Records from a data collection:
——————————

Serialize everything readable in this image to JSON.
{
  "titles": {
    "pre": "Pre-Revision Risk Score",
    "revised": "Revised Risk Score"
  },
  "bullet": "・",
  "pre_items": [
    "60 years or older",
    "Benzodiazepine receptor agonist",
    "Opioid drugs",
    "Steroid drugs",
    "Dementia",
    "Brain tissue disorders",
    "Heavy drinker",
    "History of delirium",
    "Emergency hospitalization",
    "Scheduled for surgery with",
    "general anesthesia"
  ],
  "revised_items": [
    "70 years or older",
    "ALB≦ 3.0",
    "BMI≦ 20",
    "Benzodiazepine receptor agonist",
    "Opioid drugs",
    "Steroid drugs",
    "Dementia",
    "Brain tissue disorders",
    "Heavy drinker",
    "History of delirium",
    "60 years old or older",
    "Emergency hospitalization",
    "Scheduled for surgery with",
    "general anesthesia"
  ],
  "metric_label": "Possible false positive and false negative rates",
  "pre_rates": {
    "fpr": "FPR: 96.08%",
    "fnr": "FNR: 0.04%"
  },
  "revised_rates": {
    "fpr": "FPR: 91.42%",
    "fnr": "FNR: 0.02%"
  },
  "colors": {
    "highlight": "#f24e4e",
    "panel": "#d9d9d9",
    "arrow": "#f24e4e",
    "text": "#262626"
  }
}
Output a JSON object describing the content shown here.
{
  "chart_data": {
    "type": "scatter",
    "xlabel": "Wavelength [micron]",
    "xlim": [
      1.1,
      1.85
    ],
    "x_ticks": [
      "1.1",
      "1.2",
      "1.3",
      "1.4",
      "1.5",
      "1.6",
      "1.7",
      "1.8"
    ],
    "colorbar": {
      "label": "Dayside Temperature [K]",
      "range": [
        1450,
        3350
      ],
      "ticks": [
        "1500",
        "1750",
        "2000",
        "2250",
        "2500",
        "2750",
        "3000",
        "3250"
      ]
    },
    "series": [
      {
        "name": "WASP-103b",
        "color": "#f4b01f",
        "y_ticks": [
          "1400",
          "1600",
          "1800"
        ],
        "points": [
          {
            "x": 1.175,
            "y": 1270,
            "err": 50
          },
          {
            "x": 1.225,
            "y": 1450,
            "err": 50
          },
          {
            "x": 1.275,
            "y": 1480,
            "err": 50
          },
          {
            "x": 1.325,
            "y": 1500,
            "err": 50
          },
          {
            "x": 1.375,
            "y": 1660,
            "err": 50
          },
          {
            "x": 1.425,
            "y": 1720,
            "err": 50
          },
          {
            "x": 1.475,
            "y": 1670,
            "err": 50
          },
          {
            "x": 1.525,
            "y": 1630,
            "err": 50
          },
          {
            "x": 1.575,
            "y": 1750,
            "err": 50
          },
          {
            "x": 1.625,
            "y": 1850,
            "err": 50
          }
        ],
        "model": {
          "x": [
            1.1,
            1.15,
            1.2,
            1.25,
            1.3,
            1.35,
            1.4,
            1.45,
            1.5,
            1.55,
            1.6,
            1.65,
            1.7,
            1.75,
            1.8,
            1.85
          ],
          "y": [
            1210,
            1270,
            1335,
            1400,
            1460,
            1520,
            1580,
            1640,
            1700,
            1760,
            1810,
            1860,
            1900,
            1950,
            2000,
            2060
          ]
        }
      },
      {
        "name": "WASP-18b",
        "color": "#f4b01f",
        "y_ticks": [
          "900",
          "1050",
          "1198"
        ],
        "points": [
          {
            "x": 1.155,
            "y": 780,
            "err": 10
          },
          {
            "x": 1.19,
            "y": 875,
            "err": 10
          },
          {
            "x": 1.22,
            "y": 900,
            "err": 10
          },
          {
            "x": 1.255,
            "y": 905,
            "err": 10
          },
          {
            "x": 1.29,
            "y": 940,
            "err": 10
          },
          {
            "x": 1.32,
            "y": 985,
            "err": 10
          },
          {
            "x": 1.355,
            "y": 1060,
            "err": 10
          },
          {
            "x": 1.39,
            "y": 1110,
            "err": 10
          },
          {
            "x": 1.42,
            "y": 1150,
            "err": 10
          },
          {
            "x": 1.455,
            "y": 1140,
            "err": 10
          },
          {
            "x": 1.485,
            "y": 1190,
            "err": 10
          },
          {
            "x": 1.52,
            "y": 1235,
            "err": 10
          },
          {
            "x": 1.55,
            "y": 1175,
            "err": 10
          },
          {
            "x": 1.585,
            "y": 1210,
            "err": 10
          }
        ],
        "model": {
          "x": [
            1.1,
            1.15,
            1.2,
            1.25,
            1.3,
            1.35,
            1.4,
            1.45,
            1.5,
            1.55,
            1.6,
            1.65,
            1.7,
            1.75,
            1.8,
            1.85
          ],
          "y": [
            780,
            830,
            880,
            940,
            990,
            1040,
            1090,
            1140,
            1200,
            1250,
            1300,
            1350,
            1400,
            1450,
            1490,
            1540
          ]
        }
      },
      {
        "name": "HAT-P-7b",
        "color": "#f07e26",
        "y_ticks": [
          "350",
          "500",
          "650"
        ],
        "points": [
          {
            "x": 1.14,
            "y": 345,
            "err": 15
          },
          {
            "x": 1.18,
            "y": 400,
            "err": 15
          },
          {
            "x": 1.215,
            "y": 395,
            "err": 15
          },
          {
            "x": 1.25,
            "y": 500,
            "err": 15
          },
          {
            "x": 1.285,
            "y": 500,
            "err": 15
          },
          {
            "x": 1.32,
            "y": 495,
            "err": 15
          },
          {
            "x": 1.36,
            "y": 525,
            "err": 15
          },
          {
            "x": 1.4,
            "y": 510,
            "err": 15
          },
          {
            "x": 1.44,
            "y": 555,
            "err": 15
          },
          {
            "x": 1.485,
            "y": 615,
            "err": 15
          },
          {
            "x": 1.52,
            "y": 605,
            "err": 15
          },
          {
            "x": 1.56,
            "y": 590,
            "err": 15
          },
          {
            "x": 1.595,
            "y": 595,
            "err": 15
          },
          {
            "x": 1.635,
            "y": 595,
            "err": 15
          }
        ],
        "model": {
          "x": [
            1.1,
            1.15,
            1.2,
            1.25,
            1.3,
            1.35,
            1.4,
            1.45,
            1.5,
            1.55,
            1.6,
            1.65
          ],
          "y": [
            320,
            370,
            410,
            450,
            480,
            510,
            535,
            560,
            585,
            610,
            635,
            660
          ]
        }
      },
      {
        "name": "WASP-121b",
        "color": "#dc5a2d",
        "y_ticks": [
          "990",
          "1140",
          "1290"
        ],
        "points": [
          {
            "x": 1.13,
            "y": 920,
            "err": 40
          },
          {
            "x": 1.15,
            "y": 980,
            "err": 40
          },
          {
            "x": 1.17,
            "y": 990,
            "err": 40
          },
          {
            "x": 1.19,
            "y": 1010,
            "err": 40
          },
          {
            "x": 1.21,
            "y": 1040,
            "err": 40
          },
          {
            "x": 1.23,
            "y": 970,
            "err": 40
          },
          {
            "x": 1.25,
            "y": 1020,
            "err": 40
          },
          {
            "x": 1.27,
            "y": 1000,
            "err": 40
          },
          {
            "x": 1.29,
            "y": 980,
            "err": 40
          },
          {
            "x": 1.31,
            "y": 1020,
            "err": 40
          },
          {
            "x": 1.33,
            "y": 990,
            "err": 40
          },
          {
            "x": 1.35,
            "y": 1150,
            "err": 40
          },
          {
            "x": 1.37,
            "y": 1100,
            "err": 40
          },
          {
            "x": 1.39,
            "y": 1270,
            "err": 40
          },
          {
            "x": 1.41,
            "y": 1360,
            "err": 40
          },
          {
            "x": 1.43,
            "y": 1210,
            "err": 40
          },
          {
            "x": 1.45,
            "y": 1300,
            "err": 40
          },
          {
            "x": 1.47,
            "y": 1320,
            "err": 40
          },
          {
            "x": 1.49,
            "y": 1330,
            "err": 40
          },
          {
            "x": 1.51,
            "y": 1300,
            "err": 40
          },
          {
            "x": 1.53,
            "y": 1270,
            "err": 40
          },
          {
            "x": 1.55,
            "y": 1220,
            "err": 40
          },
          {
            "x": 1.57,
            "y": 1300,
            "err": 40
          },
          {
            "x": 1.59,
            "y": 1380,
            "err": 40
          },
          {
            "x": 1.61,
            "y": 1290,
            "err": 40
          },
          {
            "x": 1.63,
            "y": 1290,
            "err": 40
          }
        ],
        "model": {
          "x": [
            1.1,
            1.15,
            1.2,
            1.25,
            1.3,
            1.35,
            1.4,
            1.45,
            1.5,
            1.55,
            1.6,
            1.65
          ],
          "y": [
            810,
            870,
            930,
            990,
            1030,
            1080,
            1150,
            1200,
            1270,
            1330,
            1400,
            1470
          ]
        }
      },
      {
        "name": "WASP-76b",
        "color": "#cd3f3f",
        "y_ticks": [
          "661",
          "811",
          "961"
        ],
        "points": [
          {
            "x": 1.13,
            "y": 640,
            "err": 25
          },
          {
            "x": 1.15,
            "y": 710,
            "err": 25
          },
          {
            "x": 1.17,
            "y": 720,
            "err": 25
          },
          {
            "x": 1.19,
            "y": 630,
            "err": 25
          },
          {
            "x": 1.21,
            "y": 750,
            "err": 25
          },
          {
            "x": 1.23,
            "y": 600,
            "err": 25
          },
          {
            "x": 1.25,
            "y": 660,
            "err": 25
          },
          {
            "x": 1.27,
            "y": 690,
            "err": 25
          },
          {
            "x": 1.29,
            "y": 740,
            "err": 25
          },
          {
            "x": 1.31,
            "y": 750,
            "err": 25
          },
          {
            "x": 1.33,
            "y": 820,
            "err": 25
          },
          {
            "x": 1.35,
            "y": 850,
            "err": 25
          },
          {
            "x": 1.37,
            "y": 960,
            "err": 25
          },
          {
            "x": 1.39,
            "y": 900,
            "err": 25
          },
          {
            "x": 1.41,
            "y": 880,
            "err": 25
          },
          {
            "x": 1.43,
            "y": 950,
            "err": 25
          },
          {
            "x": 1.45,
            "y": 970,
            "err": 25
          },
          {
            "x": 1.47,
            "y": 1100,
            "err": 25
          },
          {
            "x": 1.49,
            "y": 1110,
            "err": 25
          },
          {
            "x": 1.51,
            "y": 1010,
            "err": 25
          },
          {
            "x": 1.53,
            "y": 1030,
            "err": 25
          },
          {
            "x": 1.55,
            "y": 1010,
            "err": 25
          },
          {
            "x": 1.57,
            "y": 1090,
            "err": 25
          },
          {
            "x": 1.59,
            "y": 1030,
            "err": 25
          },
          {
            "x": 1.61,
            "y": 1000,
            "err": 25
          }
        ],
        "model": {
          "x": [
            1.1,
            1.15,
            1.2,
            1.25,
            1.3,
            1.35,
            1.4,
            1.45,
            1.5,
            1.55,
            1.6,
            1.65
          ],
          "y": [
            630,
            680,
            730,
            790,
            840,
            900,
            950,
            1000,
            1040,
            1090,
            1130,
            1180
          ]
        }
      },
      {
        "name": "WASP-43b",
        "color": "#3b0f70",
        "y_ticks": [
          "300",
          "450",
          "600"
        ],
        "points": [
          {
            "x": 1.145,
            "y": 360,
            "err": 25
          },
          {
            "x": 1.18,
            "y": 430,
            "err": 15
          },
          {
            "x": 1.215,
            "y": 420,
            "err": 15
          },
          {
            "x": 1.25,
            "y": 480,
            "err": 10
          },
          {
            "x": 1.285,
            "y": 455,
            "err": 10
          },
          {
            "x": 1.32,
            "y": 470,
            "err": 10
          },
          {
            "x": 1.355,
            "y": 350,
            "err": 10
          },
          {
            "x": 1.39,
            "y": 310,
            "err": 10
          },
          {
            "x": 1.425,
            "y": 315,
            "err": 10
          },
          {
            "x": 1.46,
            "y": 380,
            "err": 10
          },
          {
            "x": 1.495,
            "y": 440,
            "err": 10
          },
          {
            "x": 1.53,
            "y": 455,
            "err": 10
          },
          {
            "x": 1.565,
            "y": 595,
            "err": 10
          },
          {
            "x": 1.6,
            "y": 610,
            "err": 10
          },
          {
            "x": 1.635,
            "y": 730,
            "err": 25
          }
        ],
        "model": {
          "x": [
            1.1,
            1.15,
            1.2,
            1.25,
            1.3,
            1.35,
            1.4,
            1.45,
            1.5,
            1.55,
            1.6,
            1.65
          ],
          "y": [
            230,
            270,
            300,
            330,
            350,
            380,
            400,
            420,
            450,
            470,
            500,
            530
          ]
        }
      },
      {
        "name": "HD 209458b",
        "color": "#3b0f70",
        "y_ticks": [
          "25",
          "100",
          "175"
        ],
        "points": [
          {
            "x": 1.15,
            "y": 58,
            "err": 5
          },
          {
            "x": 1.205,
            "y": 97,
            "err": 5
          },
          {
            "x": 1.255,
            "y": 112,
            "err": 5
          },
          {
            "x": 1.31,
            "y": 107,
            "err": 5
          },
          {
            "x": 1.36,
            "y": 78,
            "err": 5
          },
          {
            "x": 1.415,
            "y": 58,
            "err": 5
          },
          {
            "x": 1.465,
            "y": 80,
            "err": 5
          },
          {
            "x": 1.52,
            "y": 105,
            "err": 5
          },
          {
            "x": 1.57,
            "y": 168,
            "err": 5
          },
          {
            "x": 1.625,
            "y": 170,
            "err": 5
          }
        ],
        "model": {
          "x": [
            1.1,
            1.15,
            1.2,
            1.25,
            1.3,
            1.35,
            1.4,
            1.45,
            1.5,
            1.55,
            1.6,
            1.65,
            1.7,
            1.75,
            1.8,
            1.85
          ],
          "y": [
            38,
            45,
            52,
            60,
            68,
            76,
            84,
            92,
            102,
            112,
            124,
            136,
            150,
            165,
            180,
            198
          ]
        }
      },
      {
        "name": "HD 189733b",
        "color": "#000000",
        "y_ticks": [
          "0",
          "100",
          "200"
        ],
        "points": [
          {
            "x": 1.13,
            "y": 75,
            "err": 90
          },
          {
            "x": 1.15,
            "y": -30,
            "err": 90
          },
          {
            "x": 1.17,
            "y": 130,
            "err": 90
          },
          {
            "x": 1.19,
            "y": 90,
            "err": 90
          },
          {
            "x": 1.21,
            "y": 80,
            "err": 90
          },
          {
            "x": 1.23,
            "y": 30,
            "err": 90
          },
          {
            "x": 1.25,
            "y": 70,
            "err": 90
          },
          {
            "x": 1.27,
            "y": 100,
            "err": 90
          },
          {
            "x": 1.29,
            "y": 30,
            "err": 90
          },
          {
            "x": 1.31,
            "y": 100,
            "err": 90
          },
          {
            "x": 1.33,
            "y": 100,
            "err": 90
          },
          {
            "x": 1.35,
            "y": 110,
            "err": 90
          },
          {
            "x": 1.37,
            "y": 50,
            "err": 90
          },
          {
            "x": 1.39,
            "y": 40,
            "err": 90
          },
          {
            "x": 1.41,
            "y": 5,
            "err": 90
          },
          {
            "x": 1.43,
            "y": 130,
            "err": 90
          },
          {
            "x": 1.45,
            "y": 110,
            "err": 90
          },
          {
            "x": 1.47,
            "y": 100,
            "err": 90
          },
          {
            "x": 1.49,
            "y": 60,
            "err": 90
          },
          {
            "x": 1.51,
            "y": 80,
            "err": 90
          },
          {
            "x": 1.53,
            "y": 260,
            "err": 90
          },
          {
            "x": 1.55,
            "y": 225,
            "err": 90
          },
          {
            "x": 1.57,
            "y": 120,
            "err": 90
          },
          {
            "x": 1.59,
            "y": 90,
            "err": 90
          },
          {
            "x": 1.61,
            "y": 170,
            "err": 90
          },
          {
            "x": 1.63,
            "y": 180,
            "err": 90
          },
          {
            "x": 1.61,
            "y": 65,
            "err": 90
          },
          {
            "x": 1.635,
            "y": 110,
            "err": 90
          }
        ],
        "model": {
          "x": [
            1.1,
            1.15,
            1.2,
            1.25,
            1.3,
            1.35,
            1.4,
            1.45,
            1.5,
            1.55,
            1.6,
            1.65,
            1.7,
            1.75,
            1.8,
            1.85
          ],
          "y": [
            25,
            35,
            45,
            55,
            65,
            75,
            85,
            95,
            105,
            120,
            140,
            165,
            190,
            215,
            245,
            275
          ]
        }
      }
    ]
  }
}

——————————

PROMPT
Show all lines from the data above in which the word "name" appears.

SOLUTION FOR THIS PROBLEM
        "name": "WASP-103b",
        "name": "WASP-18b",
        "name": "HAT-P-7b",
        "name": "WASP-121b",
        "name": "WASP-76b",
        "name": "WASP-43b",
        "name": "HD 209458b",
        "name": "HD 189733b",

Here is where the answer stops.